*PROMPT*
Copy the entries below exactly as they appear, keeping every line and character unchanged.

*RECORD EXTRACTS*
········

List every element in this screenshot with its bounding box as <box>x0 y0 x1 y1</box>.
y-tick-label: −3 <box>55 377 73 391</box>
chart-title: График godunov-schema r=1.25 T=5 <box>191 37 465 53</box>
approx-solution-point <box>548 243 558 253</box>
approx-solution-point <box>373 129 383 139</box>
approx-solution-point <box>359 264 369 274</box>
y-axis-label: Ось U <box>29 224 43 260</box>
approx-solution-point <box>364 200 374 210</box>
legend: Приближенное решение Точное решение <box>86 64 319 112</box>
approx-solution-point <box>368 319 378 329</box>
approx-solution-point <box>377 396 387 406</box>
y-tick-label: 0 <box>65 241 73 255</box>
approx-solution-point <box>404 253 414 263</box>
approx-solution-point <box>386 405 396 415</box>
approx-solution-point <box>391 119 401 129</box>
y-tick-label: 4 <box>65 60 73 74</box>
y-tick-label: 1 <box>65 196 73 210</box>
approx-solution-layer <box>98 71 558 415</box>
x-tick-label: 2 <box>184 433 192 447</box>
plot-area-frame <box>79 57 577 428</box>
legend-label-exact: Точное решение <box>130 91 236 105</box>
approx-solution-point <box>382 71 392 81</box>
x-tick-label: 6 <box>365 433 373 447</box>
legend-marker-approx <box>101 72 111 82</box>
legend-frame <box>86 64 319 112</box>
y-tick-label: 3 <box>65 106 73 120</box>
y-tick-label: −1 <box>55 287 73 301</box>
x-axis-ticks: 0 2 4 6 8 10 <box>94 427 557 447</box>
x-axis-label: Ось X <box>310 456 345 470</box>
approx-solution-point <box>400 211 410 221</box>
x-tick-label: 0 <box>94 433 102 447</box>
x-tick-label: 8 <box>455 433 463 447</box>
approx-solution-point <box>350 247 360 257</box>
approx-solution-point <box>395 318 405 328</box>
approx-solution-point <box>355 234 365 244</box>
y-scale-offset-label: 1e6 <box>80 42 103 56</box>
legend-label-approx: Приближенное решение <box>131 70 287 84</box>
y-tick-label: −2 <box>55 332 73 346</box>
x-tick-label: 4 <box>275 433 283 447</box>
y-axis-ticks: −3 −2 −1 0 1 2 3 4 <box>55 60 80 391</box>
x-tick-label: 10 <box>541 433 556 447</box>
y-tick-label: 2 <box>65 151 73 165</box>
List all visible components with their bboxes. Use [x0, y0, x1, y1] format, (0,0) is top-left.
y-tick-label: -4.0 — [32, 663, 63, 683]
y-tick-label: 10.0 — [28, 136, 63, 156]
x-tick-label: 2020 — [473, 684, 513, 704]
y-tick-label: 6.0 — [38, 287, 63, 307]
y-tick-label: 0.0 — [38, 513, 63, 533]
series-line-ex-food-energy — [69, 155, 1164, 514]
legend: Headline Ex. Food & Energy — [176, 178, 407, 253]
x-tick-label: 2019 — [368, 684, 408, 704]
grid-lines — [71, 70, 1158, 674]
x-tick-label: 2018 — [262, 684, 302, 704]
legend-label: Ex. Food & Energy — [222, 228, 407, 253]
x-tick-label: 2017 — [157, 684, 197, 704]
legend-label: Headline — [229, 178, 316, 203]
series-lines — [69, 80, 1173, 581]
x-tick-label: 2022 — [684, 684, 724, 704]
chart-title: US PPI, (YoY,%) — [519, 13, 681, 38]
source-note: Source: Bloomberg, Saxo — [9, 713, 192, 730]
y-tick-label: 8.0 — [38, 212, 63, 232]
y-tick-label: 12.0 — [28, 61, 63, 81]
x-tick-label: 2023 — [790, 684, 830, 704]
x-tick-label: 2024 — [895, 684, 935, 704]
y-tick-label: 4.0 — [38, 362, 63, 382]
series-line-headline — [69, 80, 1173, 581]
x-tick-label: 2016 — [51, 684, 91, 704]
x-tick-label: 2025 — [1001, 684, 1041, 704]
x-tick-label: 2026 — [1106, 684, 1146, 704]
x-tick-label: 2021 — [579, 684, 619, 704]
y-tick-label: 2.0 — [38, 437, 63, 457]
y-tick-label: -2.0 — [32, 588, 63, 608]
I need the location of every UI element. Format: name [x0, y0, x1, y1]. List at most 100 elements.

········

*FINAL RESULT*
List every element in this screenshot with its bounding box as <box>x0 y0 x1 y1</box>.
y-tick-label: −3 <box>55 377 73 391</box>
chart-title: График godunov-schema r=1.25 T=5 <box>191 37 465 53</box>
approx-solution-point <box>548 243 558 253</box>
approx-solution-point <box>373 129 383 139</box>
approx-solution-point <box>359 264 369 274</box>
y-axis-label: Ось U <box>29 224 43 260</box>
approx-solution-point <box>364 200 374 210</box>
legend: Приближенное решение Точное решение <box>86 64 319 112</box>
approx-solution-point <box>368 319 378 329</box>
approx-solution-point <box>377 396 387 406</box>
y-tick-label: 0 <box>65 241 73 255</box>
approx-solution-point <box>404 253 414 263</box>
approx-solution-point <box>386 405 396 415</box>
approx-solution-point <box>391 119 401 129</box>
y-tick-label: 4 <box>65 60 73 74</box>
y-tick-label: 1 <box>65 196 73 210</box>
approx-solution-layer <box>98 71 558 415</box>
x-tick-label: 2 <box>184 433 192 447</box>
plot-area-frame <box>79 57 577 428</box>
legend-label-exact: Точное решение <box>130 91 236 105</box>
approx-solution-point <box>382 71 392 81</box>
x-tick-label: 6 <box>365 433 373 447</box>
legend-marker-approx <box>101 72 111 82</box>
legend-frame <box>86 64 319 112</box>
y-tick-label: 3 <box>65 106 73 120</box>
y-tick-label: −1 <box>55 287 73 301</box>
x-axis-ticks: 0 2 4 6 8 10 <box>94 427 557 447</box>
x-axis-label: Ось X <box>310 456 345 470</box>
approx-solution-point <box>400 211 410 221</box>
x-tick-label: 0 <box>94 433 102 447</box>
x-tick-label: 8 <box>455 433 463 447</box>
approx-solution-point <box>350 247 360 257</box>
approx-solution-point <box>395 318 405 328</box>
approx-solution-point <box>355 234 365 244</box>
y-scale-offset-label: 1e6 <box>80 42 103 56</box>
legend-label-approx: Приближенное решение <box>131 70 287 84</box>
y-tick-label: −2 <box>55 332 73 346</box>
x-tick-label: 4 <box>275 433 283 447</box>
y-axis-ticks: −3 −2 −1 0 1 2 3 4 <box>55 60 80 391</box>
x-tick-label: 10 <box>541 433 556 447</box>
y-tick-label: 2 <box>65 151 73 165</box>
List all visible components with their bboxes. Use [x0, y0, x1, y1] format, (0,0) is top-left.
y-tick-label: -4.0 — [32, 663, 63, 683]
y-tick-label: 10.0 — [28, 136, 63, 156]
x-tick-label: 2020 — [473, 684, 513, 704]
y-tick-label: 6.0 — [38, 287, 63, 307]
y-tick-label: 0.0 — [38, 513, 63, 533]
series-line-ex-food-energy — [69, 155, 1164, 514]
legend: Headline Ex. Food & Energy — [176, 178, 407, 253]
x-tick-label: 2019 — [368, 684, 408, 704]
grid-lines — [71, 70, 1158, 674]
x-tick-label: 2018 — [262, 684, 302, 704]
legend-label: Ex. Food & Energy — [222, 228, 407, 253]
x-tick-label: 2017 — [157, 684, 197, 704]
legend-label: Headline — [229, 178, 316, 203]
series-lines — [69, 80, 1173, 581]
x-tick-label: 2022 — [684, 684, 724, 704]
chart-title: US PPI, (YoY,%) — [519, 13, 681, 38]
source-note: Source: Bloomberg, Saxo — [9, 713, 192, 730]
y-tick-label: 8.0 — [38, 212, 63, 232]
y-tick-label: 12.0 — [28, 61, 63, 81]
x-tick-label: 2023 — [790, 684, 830, 704]
x-tick-label: 2024 — [895, 684, 935, 704]
y-tick-label: 4.0 — [38, 362, 63, 382]
series-line-headline — [69, 80, 1173, 581]
x-tick-label: 2016 — [51, 684, 91, 704]
x-tick-label: 2025 — [1001, 684, 1041, 704]
x-tick-label: 2026 — [1106, 684, 1146, 704]
x-tick-label: 2021 — [579, 684, 619, 704]
y-tick-label: 2.0 — [38, 437, 63, 457]
y-tick-label: -2.0 — [32, 588, 63, 608]
I need the location of every UI element. Format: name [x0, y0, x1, y1]. List at most 100 elements.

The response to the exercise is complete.